(Recorded data)
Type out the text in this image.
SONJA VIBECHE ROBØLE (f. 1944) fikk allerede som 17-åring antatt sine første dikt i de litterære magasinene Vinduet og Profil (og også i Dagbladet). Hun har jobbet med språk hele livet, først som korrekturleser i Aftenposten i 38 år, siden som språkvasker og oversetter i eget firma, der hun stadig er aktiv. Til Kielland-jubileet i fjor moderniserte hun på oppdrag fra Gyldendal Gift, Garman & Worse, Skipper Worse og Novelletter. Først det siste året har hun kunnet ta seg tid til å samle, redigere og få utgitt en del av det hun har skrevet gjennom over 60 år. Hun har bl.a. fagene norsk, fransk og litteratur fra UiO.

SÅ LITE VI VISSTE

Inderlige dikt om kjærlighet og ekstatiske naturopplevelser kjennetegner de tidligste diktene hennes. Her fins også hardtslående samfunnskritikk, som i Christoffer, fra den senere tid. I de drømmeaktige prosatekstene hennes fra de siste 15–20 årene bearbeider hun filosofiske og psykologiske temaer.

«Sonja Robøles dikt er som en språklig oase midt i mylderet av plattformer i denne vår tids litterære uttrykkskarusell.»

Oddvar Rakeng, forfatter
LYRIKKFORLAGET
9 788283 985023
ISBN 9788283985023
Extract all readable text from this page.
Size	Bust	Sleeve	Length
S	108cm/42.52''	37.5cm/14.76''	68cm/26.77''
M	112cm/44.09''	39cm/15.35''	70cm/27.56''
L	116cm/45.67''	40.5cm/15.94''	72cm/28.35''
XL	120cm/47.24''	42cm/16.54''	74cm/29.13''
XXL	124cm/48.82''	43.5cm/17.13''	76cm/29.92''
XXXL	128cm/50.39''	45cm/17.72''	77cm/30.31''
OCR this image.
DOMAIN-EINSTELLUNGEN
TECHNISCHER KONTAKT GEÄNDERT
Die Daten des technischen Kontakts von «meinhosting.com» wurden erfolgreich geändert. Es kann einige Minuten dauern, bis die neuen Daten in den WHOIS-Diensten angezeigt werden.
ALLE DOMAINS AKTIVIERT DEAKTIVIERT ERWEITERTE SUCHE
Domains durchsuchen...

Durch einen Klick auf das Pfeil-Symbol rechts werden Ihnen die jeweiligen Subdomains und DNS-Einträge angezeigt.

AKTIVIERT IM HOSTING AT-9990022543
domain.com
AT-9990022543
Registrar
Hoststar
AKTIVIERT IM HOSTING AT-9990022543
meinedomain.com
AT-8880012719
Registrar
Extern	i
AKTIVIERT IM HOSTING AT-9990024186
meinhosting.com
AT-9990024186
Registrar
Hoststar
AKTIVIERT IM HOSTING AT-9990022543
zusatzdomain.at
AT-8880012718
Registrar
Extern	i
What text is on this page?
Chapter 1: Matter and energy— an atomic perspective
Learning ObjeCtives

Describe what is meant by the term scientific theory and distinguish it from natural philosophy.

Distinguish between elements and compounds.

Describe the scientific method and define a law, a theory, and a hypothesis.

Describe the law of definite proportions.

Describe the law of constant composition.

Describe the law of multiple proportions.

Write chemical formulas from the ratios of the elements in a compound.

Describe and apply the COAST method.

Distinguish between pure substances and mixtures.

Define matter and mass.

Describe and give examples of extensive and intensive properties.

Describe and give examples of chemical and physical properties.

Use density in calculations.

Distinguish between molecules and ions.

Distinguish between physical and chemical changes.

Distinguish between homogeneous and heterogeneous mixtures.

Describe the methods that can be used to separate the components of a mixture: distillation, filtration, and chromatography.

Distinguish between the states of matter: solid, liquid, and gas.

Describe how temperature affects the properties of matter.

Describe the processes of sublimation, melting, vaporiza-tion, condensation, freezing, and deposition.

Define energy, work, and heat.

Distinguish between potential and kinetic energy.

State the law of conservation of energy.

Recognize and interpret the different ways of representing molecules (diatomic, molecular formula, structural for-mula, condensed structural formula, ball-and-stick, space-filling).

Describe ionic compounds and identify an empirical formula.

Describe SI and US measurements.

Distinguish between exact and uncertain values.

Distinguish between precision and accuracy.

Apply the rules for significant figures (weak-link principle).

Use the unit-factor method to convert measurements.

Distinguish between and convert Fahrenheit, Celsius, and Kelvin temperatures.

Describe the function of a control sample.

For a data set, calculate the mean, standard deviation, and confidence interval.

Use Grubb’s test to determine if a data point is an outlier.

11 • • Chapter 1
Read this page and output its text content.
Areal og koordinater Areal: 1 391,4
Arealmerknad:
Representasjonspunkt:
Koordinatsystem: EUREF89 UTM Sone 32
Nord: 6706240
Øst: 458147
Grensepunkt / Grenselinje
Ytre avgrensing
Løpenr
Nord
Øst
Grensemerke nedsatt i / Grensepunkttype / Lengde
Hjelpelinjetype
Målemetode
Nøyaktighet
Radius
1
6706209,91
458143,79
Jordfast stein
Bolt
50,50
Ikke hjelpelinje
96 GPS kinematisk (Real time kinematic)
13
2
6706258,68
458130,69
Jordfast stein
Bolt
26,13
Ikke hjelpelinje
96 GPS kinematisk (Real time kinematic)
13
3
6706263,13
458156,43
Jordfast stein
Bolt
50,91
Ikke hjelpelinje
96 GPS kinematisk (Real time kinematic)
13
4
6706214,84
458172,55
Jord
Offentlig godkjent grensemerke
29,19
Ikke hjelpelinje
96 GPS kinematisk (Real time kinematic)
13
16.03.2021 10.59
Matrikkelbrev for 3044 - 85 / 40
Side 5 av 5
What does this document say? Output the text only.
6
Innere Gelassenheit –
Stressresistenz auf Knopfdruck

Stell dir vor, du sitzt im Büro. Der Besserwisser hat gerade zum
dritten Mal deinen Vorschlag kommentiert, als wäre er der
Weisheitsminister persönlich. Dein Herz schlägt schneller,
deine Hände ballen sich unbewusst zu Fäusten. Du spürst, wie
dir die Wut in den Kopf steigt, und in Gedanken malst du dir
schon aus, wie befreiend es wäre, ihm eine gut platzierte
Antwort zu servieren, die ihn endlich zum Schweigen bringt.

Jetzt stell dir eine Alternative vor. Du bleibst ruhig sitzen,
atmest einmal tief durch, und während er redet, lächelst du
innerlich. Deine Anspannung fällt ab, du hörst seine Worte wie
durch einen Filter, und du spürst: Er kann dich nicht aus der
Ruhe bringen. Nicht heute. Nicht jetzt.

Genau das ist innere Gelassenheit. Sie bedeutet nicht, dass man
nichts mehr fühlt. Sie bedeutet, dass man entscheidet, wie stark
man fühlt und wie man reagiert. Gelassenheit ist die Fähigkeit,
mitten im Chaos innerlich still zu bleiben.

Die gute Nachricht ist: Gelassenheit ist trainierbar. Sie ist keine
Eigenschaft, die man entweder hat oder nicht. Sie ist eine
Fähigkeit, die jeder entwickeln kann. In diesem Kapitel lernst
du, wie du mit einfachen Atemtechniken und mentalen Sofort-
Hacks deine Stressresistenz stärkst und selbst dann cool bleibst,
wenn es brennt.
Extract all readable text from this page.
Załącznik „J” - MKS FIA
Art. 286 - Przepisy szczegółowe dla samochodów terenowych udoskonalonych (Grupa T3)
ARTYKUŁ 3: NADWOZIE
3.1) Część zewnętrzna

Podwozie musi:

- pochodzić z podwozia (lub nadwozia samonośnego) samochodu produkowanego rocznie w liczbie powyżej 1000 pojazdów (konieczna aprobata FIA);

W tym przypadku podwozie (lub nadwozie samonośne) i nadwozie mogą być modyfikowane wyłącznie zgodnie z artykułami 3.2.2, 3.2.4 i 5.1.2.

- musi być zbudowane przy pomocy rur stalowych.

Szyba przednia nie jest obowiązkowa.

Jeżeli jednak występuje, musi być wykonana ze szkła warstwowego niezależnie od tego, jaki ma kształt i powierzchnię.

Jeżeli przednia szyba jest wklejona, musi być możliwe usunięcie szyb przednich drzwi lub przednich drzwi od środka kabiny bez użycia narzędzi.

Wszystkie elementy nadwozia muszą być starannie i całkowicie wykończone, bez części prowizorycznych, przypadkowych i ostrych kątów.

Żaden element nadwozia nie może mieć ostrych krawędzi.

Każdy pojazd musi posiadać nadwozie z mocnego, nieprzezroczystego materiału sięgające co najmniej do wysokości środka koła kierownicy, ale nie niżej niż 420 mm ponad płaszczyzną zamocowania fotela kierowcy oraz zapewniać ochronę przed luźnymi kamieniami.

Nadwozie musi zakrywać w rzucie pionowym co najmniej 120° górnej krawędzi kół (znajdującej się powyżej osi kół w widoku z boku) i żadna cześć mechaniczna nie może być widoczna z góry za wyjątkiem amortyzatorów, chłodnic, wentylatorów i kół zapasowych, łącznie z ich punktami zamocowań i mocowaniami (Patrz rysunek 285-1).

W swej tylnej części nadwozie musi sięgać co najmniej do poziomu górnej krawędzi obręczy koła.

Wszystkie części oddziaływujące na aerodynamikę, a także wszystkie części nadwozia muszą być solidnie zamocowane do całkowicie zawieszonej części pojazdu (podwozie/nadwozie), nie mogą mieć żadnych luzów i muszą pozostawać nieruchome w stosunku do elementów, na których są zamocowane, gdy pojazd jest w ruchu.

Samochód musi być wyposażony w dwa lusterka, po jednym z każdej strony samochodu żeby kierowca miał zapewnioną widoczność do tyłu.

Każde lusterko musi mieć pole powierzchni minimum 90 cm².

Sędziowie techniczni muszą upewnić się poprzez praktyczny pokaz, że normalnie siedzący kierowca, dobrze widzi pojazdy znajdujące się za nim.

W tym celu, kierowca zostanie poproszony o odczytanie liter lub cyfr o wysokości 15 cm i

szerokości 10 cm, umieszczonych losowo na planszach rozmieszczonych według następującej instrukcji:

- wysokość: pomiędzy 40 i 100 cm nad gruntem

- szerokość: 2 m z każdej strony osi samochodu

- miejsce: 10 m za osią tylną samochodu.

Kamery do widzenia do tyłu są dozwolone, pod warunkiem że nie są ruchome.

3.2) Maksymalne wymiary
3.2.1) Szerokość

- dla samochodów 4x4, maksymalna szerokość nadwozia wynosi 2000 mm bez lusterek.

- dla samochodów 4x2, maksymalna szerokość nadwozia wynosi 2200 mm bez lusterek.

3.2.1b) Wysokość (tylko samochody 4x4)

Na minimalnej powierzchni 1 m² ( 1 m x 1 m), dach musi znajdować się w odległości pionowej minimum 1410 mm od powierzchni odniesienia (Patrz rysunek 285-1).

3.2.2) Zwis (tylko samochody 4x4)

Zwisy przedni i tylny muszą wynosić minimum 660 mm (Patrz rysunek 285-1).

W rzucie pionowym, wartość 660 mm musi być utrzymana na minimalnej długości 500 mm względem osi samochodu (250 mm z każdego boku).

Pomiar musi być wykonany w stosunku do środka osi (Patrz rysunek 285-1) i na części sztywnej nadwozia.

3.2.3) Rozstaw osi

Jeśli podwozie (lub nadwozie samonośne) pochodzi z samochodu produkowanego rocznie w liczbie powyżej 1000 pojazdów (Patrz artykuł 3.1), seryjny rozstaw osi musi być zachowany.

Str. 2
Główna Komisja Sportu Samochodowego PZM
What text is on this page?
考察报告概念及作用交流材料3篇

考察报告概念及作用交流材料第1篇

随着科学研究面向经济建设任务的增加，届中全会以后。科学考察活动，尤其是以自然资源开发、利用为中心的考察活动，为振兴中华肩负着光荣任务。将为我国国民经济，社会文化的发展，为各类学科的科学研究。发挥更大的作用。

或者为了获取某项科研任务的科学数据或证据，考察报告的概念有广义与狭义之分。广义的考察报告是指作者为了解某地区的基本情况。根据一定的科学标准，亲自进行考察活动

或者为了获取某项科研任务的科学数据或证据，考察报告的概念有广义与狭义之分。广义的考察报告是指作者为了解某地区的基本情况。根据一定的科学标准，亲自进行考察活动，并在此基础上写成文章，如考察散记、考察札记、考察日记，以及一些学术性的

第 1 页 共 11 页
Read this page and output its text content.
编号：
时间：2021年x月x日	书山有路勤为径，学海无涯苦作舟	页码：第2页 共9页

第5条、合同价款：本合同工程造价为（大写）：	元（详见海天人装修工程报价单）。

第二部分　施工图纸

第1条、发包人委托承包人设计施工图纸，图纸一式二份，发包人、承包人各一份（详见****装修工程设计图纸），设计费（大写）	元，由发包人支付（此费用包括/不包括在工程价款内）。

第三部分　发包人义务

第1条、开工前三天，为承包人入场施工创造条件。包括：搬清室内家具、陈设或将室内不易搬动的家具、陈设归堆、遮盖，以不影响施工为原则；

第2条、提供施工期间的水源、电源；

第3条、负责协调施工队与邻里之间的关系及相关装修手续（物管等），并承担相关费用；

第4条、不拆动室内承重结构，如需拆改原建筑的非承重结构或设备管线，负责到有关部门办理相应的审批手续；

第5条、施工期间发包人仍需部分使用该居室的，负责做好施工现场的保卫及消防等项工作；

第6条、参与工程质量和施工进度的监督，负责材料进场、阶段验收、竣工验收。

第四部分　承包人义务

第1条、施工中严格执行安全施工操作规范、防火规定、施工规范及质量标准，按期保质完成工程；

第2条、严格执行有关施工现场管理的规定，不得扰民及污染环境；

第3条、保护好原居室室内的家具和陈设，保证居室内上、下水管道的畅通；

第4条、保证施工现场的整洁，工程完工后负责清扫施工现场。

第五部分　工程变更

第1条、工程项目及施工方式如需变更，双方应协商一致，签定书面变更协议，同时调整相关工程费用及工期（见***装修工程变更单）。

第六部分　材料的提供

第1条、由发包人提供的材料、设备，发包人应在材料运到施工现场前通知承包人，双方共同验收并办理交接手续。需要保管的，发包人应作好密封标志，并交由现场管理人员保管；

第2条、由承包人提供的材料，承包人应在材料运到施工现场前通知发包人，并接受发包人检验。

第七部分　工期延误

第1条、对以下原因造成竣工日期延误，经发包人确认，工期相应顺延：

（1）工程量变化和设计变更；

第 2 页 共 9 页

Directive ▸ Pull every line holding "mixtures" out of the records.

Task response ▸
Distinguish between pure substances and mixtures.
Distinguish between homogeneous and heterogeneous mixtures.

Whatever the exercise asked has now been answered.